What is expected: Copy out each line that mentions the word "name".
***
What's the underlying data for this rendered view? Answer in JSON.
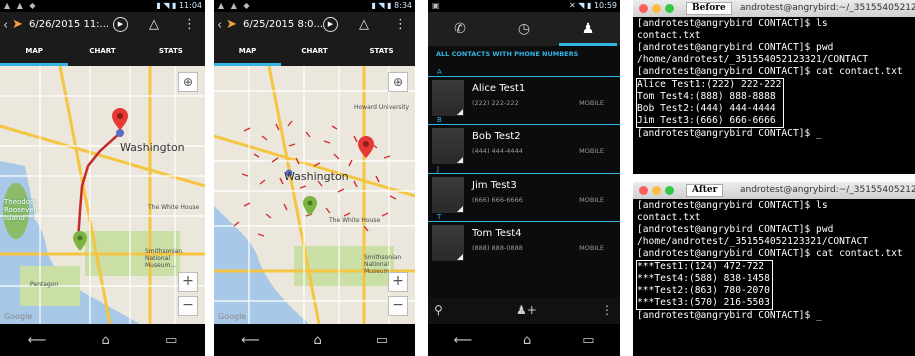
{
  "phone1": {
    "status_time": "11:04",
    "title": "6/26/2015 11:...",
    "tabs": [
      "MAP",
      "CHART",
      "STATS"
    ],
    "city_label": "Washington",
    "island_label": "Theodore Roosevelt Island",
    "places": [
      "The White House",
      "Smithsonian National Museum...",
      "Pentagon"
    ]
  },
  "phone2": {
    "status_time": "8:34",
    "title": "6/25/2015 8:0...",
    "tabs": [
      "MAP",
      "CHART",
      "STATS"
    ],
    "city_label": "Washington",
    "places": [
      "Howard University",
      "The White House",
      "Smithsonian National Museum..."
    ]
  },
  "contacts": {
    "status_time": "10:59",
    "header": "ALL CONTACTS WITH PHONE NUMBERS",
    "groups": [
      {
        "letter": "A",
        "name": "Alice Test1",
        "phone": "(222) 222-222",
        "type": "MOBILE"
      },
      {
        "letter": "B",
        "name": "Bob Test2",
        "phone": "(444) 444-4444",
        "type": "MOBILE"
      },
      {
        "letter": "J",
        "name": "Jim Test3",
        "phone": "(666) 666-6666",
        "type": "MOBILE"
      },
      {
        "letter": "T",
        "name": "Tom Test4",
        "phone": "(888) 888-0888",
        "type": "MOBILE"
      }
    ]
  },
  "terminal_before": {
    "tag": "Before",
    "window_title": "androtest@angrybird:~/_351554052123",
    "lines": [
      "[androtest@angrybird CONTACT]$ ls",
      "contact.txt",
      "[androtest@angrybird CONTACT]$ pwd",
      "/home/androtest/_351554052123321/CONTACT",
      "[androtest@angrybird CONTACT]$ cat contact.txt"
    ],
    "boxed": [
      "Alice Test1:(222) 222-222",
      "Tom Test4:(888) 888-8888",
      "Bob Test2:(444) 444-4444",
      "Jim Test3:(666) 666-6666"
    ],
    "prompt": "[androtest@angrybird CONTACT]$ _"
  },
  "terminal_after": {
    "tag": "After",
    "window_title": "androtest@angrybird:~/_351554052123",
    "lines": [
      "[androtest@angrybird CONTACT]$ ls",
      "contact.txt",
      "[androtest@angrybird CONTACT]$ pwd",
      "/home/androtest/_351554052123321/CONTACT",
      "[androtest@angrybird CONTACT]$ cat contact.txt"
    ],
    "boxed": [
      "***Test1:(124) 472-722",
      "***Test4:(588) 838-1458",
      "***Test2:(863) 780-2070",
      "***Test3:(570) 216-5503"
    ],
    "prompt": "[androtest@angrybird CONTACT]$ _"
  },
  "colors": {
    "accent": "#33b5e5",
    "route": "#d32f2f",
    "marker_red": "#e53935",
    "marker_green": "#7cb342",
    "water": "#a8c8e8",
    "park": "#c9dfa6"
  }
}
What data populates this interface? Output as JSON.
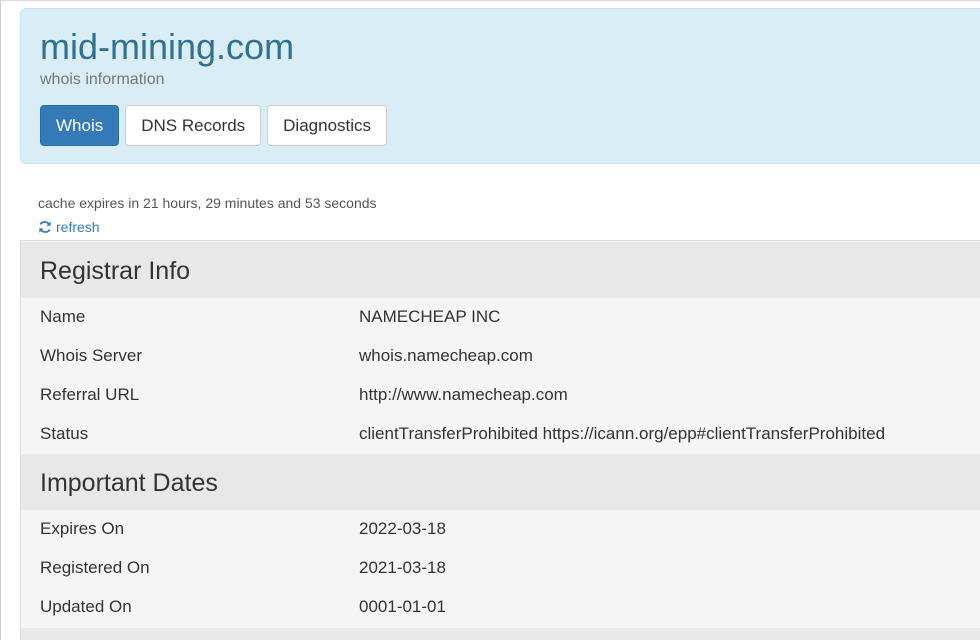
***
Output of the exercise:
        "name": "Alice Test1",
        "name": "Bob Test2",
        "name": "Jim Test3",
        "name": "Tom Test4",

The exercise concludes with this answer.